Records

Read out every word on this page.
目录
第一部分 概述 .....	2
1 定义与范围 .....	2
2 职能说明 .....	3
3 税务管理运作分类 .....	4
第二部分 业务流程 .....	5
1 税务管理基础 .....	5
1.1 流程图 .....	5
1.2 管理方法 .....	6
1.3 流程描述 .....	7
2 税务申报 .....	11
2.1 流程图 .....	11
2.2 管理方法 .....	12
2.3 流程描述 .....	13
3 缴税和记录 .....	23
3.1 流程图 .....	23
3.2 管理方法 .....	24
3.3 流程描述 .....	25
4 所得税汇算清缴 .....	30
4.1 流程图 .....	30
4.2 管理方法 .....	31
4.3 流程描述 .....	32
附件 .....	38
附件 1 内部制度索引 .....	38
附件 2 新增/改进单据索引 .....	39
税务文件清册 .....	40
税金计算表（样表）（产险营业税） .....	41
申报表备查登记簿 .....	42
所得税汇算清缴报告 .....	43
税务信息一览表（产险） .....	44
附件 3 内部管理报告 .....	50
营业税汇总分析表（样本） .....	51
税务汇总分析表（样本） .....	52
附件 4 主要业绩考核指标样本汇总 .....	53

What the task requires | Restate the listing above word for word.

Task output |
Read out every word on this page.
目录
第一部分 概述 .....	2
1 定义与范围 .....	2
2 职能说明 .....	3
3 税务管理运作分类 .....	4
第二部分 业务流程 .....	5
1 税务管理基础 .....	5
1.1 流程图 .....	5
1.2 管理方法 .....	6
1.3 流程描述 .....	7
2 税务申报 .....	11
2.1 流程图 .....	11
2.2 管理方法 .....	12
2.3 流程描述 .....	13
3 缴税和记录 .....	23
3.1 流程图 .....	23
3.2 管理方法 .....	24
3.3 流程描述 .....	25
4 所得税汇算清缴 .....	30
4.1 流程图 .....	30
4.2 管理方法 .....	31
4.3 流程描述 .....	32
附件 .....	38
附件 1 内部制度索引 .....	38
附件 2 新增/改进单据索引 .....	39
税务文件清册 .....	40
税金计算表（样表）（产险营业税） .....	41
申报表备查登记簿 .....	42
所得税汇算清缴报告 .....	43
税务信息一览表（产险） .....	44
附件 3 内部管理报告 .....	50
营业税汇总分析表（样本） .....	51
税务汇总分析表（样本） .....	52
附件 4 主要业绩考核指标样本汇总 .....	53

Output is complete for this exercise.